Records from a data collection
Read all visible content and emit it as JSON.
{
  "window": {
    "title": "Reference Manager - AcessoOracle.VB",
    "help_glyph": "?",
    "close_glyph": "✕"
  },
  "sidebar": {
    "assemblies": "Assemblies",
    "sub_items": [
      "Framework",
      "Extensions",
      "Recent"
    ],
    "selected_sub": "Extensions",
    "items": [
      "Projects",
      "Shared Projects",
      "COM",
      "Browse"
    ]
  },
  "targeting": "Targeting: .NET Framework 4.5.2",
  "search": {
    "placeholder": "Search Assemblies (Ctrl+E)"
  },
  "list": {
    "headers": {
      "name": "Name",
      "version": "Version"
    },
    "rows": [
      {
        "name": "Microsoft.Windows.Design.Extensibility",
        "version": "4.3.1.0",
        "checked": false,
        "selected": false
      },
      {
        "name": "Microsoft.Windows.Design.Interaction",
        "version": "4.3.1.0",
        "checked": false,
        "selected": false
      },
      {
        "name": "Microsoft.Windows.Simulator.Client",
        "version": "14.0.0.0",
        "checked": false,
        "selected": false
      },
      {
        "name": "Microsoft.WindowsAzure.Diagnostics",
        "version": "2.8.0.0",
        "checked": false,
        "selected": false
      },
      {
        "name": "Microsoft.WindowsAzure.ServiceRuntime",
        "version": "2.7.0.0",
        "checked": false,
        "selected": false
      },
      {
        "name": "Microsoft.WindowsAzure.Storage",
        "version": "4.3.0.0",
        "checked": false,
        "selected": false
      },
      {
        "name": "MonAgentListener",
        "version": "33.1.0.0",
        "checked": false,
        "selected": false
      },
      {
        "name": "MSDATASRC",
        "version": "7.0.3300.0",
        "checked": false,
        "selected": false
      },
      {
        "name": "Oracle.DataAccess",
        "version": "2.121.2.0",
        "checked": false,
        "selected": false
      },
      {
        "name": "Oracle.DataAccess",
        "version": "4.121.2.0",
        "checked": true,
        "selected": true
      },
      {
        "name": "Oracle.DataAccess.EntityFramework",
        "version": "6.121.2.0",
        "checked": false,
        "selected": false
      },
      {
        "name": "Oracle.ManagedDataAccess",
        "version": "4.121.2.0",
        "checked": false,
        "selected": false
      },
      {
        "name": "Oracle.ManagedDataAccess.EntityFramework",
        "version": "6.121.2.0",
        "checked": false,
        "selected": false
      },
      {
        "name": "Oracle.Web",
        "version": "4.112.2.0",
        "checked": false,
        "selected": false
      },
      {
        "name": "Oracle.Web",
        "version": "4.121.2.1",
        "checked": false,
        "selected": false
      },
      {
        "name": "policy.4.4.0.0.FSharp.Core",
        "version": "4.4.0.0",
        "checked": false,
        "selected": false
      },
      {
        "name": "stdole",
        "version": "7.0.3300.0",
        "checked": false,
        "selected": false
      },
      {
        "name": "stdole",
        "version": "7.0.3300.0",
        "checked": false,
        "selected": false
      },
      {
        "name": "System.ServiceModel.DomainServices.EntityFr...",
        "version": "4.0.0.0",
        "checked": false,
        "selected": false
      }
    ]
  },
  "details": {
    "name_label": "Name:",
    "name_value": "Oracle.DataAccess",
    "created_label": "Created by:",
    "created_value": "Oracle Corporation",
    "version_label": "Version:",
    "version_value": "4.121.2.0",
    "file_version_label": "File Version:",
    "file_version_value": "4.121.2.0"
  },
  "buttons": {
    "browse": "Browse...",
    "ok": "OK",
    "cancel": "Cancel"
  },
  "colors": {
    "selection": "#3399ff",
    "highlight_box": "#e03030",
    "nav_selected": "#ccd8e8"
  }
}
==
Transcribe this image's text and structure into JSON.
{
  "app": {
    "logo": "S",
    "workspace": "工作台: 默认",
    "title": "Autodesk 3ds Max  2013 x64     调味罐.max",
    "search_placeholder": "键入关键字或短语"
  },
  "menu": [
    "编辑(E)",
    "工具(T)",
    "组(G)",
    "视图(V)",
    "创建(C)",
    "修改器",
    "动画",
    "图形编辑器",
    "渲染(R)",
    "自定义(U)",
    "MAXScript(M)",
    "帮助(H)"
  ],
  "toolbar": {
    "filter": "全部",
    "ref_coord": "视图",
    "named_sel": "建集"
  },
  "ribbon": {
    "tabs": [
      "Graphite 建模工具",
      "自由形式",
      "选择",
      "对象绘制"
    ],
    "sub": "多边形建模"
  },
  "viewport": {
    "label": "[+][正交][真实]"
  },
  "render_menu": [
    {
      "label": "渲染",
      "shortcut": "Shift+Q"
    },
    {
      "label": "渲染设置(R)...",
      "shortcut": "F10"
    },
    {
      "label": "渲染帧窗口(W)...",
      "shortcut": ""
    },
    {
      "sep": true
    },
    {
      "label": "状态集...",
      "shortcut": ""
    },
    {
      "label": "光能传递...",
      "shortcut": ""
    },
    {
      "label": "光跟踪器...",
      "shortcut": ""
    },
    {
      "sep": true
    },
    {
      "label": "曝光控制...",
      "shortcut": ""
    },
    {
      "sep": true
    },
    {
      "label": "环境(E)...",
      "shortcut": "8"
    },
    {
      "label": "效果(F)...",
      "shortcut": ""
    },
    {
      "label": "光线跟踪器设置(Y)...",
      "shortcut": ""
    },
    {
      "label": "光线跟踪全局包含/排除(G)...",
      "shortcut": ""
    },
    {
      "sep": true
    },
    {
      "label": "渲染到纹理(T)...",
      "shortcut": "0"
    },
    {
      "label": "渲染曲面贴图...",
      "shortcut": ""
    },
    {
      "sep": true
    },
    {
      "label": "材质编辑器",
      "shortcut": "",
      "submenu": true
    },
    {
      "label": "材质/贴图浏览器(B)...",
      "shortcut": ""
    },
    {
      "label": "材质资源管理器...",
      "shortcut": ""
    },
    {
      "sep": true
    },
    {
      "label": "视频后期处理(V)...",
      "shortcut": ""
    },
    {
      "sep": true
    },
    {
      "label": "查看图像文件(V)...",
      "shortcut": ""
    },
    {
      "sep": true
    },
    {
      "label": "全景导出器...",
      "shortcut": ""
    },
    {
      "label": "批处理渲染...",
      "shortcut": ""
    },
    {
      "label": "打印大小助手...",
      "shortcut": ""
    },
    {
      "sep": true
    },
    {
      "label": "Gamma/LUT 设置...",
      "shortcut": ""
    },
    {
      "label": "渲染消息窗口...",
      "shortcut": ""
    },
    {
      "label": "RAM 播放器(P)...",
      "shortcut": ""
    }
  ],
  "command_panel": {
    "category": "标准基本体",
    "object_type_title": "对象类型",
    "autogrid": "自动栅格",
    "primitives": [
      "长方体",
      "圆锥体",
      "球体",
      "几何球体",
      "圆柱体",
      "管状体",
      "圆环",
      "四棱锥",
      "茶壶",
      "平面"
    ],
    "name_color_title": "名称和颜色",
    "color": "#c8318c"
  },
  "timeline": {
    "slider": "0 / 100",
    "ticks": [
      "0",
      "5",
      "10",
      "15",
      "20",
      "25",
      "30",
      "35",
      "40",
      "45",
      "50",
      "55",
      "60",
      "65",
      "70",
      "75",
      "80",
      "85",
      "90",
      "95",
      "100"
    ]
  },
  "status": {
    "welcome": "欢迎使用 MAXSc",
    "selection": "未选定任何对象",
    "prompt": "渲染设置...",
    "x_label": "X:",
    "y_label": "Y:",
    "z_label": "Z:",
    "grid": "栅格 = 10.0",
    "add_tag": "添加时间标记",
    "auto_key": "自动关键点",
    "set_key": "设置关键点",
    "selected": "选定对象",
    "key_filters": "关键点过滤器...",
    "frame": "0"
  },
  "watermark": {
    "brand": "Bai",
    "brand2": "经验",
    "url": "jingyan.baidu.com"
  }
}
==
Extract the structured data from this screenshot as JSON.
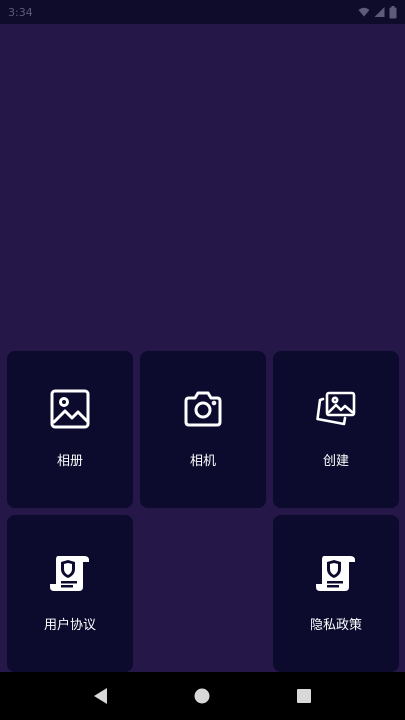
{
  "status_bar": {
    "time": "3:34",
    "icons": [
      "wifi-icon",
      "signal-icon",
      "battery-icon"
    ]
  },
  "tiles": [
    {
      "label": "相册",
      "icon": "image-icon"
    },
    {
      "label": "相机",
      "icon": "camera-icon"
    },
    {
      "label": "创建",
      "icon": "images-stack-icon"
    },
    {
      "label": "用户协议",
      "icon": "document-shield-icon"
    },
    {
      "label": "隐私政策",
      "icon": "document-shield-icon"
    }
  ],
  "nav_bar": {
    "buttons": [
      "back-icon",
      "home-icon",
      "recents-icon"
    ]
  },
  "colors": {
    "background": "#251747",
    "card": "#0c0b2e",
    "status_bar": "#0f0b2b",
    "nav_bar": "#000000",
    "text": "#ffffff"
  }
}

Required work:
State only the count of lines above that hold the string "this".

Reply:
2